## PROBLEMS TO SOLVE
1) Translate into Spanish the sentence "There is no space for caution or diplomacy." from the passage on India's oil purchases.
2) Answer these questions using the passage on India's oil purchases.
(a) What price per barrel would removing Russian crude entirely from the market produce, according to Hardeep Singh Puri?
(b) By how much did India's oil imports from the US increase in the first four months of 2025?
(c) What commonality do the deals with Japan, the UK, and the European Union share?

## TEXT SHOWN
** begin **
Substitution and Negotiation
Pinpointing oil purchases from Russia as a reason likely hinges on the assumption that decoupling from Russian oil will eventually lead to an increase in oil purchases for the US. However, as India’s Minister for Petroleum and Natural Gas, Hardeep Singh Puri, has consistently pointed out, India’s energy demand is too high, and removing Russian crude entirely from the market will drive up prices to a prohibitive US$ 130 to 140 per barrel. Although India’s oil imports from the US in the first four months of 2025 increased by over 270 percent, the cost of oil purchases from the US is also inflated due to higher production and transportation costs from the US, which neither geographic nor industrial realities help.
In all this, the sense that President Trump represents a clear version of Washington’s trade and foreign policy expectations is evident. There is no space for caution or diplomacy. A zero-sum game does not bother a country that has several avenues to pressure the world economy. For instance, the deals made with Japan, the UK, and the European Union (EU)share an underlying commonality – a historically deep security relationship with the US.
** end **
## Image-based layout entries
** begin **
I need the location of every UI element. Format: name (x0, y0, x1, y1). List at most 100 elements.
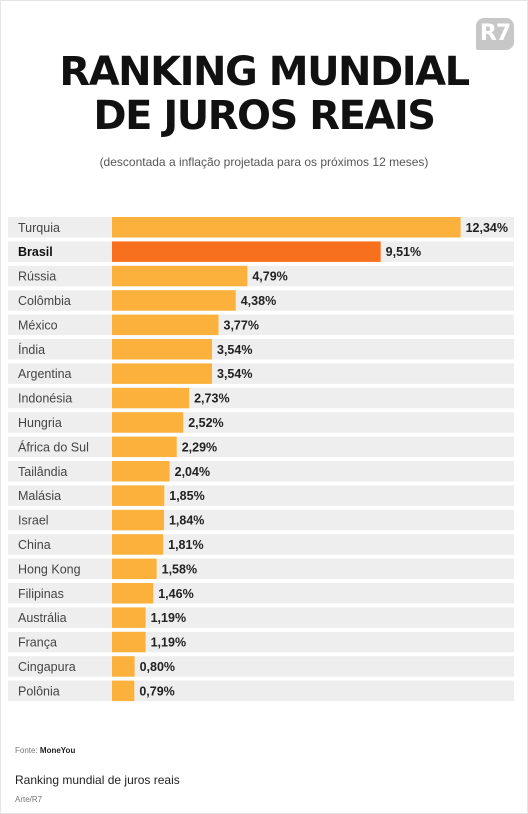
value-label: 2,52% (188, 416, 223, 430)
r7-logo: R7 (476, 18, 514, 50)
row-band (8, 339, 514, 360)
value-label: 0,79% (139, 684, 174, 698)
bar-row: Índia 3,54% (8, 339, 514, 360)
bar (112, 412, 184, 433)
bar (112, 607, 146, 628)
value-label: 1,58% (162, 562, 197, 576)
category-label: Rússia (18, 270, 56, 284)
row-band (8, 534, 514, 555)
bar-row: Hungria 2,52% (8, 412, 514, 433)
value-label: 3,54% (217, 367, 252, 381)
bar (112, 509, 164, 531)
value-label: 1,84% (169, 514, 204, 528)
row-band (8, 387, 514, 409)
bar-row: Filipinas 1,46% (8, 583, 514, 604)
category-label: França (18, 636, 57, 650)
bar-row: Austrália 1,19% (8, 607, 514, 628)
bar-row: Rússia 4,79% (8, 265, 514, 287)
category-label: Argentina (18, 367, 72, 381)
bar (112, 387, 190, 409)
bar-row: Brasil 9,51% (8, 241, 514, 262)
value-label: 1,85% (169, 489, 204, 503)
bar (112, 534, 164, 555)
bar (112, 265, 248, 287)
row-band (8, 558, 514, 580)
subtitle: (descontada a inflação projetada para os… (99, 155, 429, 169)
bar (112, 241, 381, 262)
category-label: Filipinas (18, 587, 64, 601)
category-label: Turquia (18, 221, 60, 235)
row-band (8, 363, 514, 384)
row-band (8, 680, 514, 702)
bar (112, 339, 213, 360)
bar (112, 436, 177, 458)
row-band (8, 656, 514, 677)
value-label: 3,77% (224, 318, 259, 332)
bar-row: França 1,19% (8, 631, 514, 653)
bar (112, 680, 135, 702)
value-label: 1,81% (168, 538, 203, 552)
caption: Ranking mundial de juros reais (15, 773, 180, 787)
bar (112, 558, 157, 580)
title-line-1: RANKING MUNDIAL (59, 49, 470, 95)
bar-row: México 3,77% (8, 314, 514, 336)
category-label: Hungria (18, 416, 62, 430)
value-label: 4,38% (241, 294, 276, 308)
bar-row: Israel 1,84% (8, 509, 514, 531)
bar-row: Polônia 0,79% (8, 680, 514, 702)
bar (112, 461, 170, 482)
row-band (8, 314, 514, 336)
bar (112, 656, 135, 677)
category-label: China (18, 538, 51, 552)
value-label: 1,19% (151, 636, 186, 650)
value-label: 1,19% (151, 611, 186, 625)
category-label: Israel (18, 514, 49, 528)
page-title: RANKING MUNDIAL DE JUROS REAIS (0, 50, 528, 138)
category-label: Cingapura (18, 660, 76, 674)
value-label: 0,80% (140, 660, 175, 674)
category-label: África do Sul (18, 439, 89, 454)
category-label: México (18, 318, 58, 332)
category-label: Colômbia (18, 294, 71, 308)
bar-row: China 1,81% (8, 534, 514, 555)
bar (112, 485, 165, 506)
bar (112, 363, 213, 384)
category-label: Hong Kong (18, 562, 81, 576)
category-label: Tailândia (18, 465, 67, 479)
bar-chart: Turquia 12,34% Brasil 9,51% Rússia 4,79% Colôm… (8, 217, 514, 702)
bar-row: Malásia 1,85% (8, 485, 514, 506)
value-label: 2,04% (175, 465, 210, 479)
row-band (8, 412, 514, 433)
source-name: MoneYou (39, 746, 76, 755)
bar (112, 290, 236, 311)
row-band (8, 509, 514, 531)
bar-row: Colômbia 4,38% (8, 290, 514, 311)
value-label: 3,54% (217, 343, 252, 357)
bar-row: Hong Kong 1,58% (8, 558, 514, 580)
category-label: Indonésia (18, 392, 72, 406)
value-label: 1,46% (158, 587, 193, 601)
source-label: Fonte: (15, 746, 38, 755)
category-label: Brasil (18, 245, 53, 259)
row-band (8, 583, 514, 604)
category-label: Índia (18, 342, 45, 357)
row-band (8, 485, 514, 506)
bar-row: Tailândia 2,04% (8, 461, 514, 482)
row-band (8, 607, 514, 628)
value-label: 12,34% (466, 221, 508, 235)
row-band (8, 631, 514, 653)
bar-row: África do Sul 2,29% (8, 436, 514, 458)
value-label: 4,79% (252, 270, 287, 284)
value-label: 2,73% (194, 392, 229, 406)
category-label: Austrália (18, 611, 67, 625)
bar-row: Cingapura 0,80% (8, 656, 514, 677)
value-label: 2,29% (182, 440, 217, 454)
category-label: Malásia (18, 489, 61, 503)
bar (112, 631, 146, 653)
bar-row: Turquia 12,34% (8, 217, 514, 238)
title-line-2: DE JUROS REAIS (93, 93, 436, 139)
bar-row: Indonésia 2,73% (8, 387, 514, 409)
category-label: Polônia (18, 684, 60, 698)
credit: Arte/R7 (15, 795, 43, 804)
bar (112, 314, 219, 336)
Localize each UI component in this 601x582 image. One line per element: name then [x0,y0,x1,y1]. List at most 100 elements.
** end **
## ANSWERS TO THE PROBLEMS
1) No hay espacio para la cautela ni para la diplomacia.

2)
(a) US$ 130 to 140 per barrel.
(b) By over 270 percent.
(c) A historically deep security relationship with the US.